Work task: Please give back the listing exactly as it reads.

Data supplied:
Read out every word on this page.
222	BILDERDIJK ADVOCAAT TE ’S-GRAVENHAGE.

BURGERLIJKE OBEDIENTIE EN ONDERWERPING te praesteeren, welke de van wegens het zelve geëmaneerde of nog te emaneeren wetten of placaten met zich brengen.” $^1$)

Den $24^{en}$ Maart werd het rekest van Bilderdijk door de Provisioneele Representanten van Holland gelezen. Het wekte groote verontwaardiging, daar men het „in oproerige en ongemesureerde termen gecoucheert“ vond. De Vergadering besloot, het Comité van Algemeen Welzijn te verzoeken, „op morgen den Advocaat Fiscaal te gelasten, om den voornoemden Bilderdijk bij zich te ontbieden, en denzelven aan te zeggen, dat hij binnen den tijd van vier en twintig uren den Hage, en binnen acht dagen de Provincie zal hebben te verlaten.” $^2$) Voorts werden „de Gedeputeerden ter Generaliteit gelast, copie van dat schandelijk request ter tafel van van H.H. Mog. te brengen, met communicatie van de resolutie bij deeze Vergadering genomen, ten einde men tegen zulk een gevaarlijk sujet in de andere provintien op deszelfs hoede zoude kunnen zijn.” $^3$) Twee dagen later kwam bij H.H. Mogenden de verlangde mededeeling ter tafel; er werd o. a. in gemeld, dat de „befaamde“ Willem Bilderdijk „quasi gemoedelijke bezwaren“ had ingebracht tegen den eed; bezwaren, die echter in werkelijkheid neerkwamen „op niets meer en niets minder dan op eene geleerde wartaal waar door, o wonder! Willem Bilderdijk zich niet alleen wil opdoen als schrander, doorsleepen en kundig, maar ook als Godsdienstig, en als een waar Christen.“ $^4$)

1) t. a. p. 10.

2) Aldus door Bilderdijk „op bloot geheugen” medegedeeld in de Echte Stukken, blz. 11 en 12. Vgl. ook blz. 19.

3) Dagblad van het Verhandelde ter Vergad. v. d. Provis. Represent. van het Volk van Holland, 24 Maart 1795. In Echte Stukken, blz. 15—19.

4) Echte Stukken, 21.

Problem solution:
Read out every word on this page.
222	BILDERDIJK ADVOCAAT TE ’S-GRAVENHAGE.

BURGERLIJKE OBEDIENTIE EN ONDERWERPING te praesteeren, welke de van wegens het zelve geëmaneerde of nog te emaneeren wetten of placaten met zich brengen.” $^1$)

Den $24^{en}$ Maart werd het rekest van Bilderdijk door de Provisioneele Representanten van Holland gelezen. Het wekte groote verontwaardiging, daar men het „in oproerige en ongemesureerde termen gecoucheert“ vond. De Vergadering besloot, het Comité van Algemeen Welzijn te verzoeken, „op morgen den Advocaat Fiscaal te gelasten, om den voornoemden Bilderdijk bij zich te ontbieden, en denzelven aan te zeggen, dat hij binnen den tijd van vier en twintig uren den Hage, en binnen acht dagen de Provincie zal hebben te verlaten.” $^2$) Voorts werden „de Gedeputeerden ter Generaliteit gelast, copie van dat schandelijk request ter tafel van van H.H. Mog. te brengen, met communicatie van de resolutie bij deeze Vergadering genomen, ten einde men tegen zulk een gevaarlijk sujet in de andere provintien op deszelfs hoede zoude kunnen zijn.” $^3$) Twee dagen later kwam bij H.H. Mogenden de verlangde mededeeling ter tafel; er werd o. a. in gemeld, dat de „befaamde“ Willem Bilderdijk „quasi gemoedelijke bezwaren“ had ingebracht tegen den eed; bezwaren, die echter in werkelijkheid neerkwamen „op niets meer en niets minder dan op eene geleerde wartaal waar door, o wonder! Willem Bilderdijk zich niet alleen wil opdoen als schrander, doorsleepen en kundig, maar ook als Godsdienstig, en als een waar Christen.“ $^4$)

1) t. a. p. 10.

2) Aldus door Bilderdijk „op bloot geheugen” medegedeeld in de Echte Stukken, blz. 11 en 12. Vgl. ook blz. 19.

3) Dagblad van het Verhandelde ter Vergad. v. d. Provis. Represent. van het Volk van Holland, 24 Maart 1795. In Echte Stukken, blz. 15—19.

4) Echte Stukken, 21.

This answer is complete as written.